_SUPPLIED MATERIAL_.

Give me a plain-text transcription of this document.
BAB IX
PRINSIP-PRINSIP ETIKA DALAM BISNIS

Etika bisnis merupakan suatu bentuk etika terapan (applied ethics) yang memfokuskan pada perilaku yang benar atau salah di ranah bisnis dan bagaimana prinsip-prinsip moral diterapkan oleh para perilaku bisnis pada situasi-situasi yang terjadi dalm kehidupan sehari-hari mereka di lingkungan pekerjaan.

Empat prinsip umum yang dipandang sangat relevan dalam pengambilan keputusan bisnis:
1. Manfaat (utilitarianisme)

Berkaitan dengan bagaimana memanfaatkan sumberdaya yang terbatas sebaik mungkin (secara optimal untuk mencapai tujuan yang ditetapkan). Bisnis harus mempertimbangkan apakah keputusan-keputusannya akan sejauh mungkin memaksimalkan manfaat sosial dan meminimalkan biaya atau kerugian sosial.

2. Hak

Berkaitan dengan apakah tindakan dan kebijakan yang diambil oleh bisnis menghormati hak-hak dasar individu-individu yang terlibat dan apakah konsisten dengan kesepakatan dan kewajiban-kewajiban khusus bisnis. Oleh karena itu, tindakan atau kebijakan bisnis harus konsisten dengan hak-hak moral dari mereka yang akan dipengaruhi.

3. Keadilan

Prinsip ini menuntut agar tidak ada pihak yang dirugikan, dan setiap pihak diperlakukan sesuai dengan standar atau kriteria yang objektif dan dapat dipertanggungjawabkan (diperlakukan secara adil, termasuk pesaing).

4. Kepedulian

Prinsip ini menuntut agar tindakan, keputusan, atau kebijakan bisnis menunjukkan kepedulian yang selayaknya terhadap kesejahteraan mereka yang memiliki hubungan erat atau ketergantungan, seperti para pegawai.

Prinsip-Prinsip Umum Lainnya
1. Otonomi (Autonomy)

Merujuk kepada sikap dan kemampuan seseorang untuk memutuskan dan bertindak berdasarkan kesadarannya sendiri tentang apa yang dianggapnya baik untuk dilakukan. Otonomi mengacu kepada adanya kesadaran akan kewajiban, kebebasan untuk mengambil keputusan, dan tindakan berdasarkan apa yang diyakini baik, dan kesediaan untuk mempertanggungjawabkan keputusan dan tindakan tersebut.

_PROMPT_.
Repeat the listing exactly, from its first line to its last.

_THE REPLY_.
Give me a plain-text transcription of this document.
BAB IX
PRINSIP-PRINSIP ETIKA DALAM BISNIS

Etika bisnis merupakan suatu bentuk etika terapan (applied ethics) yang memfokuskan pada perilaku yang benar atau salah di ranah bisnis dan bagaimana prinsip-prinsip moral diterapkan oleh para perilaku bisnis pada situasi-situasi yang terjadi dalm kehidupan sehari-hari mereka di lingkungan pekerjaan.

Empat prinsip umum yang dipandang sangat relevan dalam pengambilan keputusan bisnis:
1. Manfaat (utilitarianisme)

Berkaitan dengan bagaimana memanfaatkan sumberdaya yang terbatas sebaik mungkin (secara optimal untuk mencapai tujuan yang ditetapkan). Bisnis harus mempertimbangkan apakah keputusan-keputusannya akan sejauh mungkin memaksimalkan manfaat sosial dan meminimalkan biaya atau kerugian sosial.

2. Hak

Berkaitan dengan apakah tindakan dan kebijakan yang diambil oleh bisnis menghormati hak-hak dasar individu-individu yang terlibat dan apakah konsisten dengan kesepakatan dan kewajiban-kewajiban khusus bisnis. Oleh karena itu, tindakan atau kebijakan bisnis harus konsisten dengan hak-hak moral dari mereka yang akan dipengaruhi.

3. Keadilan

Prinsip ini menuntut agar tidak ada pihak yang dirugikan, dan setiap pihak diperlakukan sesuai dengan standar atau kriteria yang objektif dan dapat dipertanggungjawabkan (diperlakukan secara adil, termasuk pesaing).

4. Kepedulian

Prinsip ini menuntut agar tindakan, keputusan, atau kebijakan bisnis menunjukkan kepedulian yang selayaknya terhadap kesejahteraan mereka yang memiliki hubungan erat atau ketergantungan, seperti para pegawai.

Prinsip-Prinsip Umum Lainnya
1. Otonomi (Autonomy)

Merujuk kepada sikap dan kemampuan seseorang untuk memutuskan dan bertindak berdasarkan kesadarannya sendiri tentang apa yang dianggapnya baik untuk dilakukan. Otonomi mengacu kepada adanya kesadaran akan kewajiban, kebebasan untuk mengambil keputusan, dan tindakan berdasarkan apa yang diyakini baik, dan kesediaan untuk mempertanggungjawabkan keputusan dan tindakan tersebut.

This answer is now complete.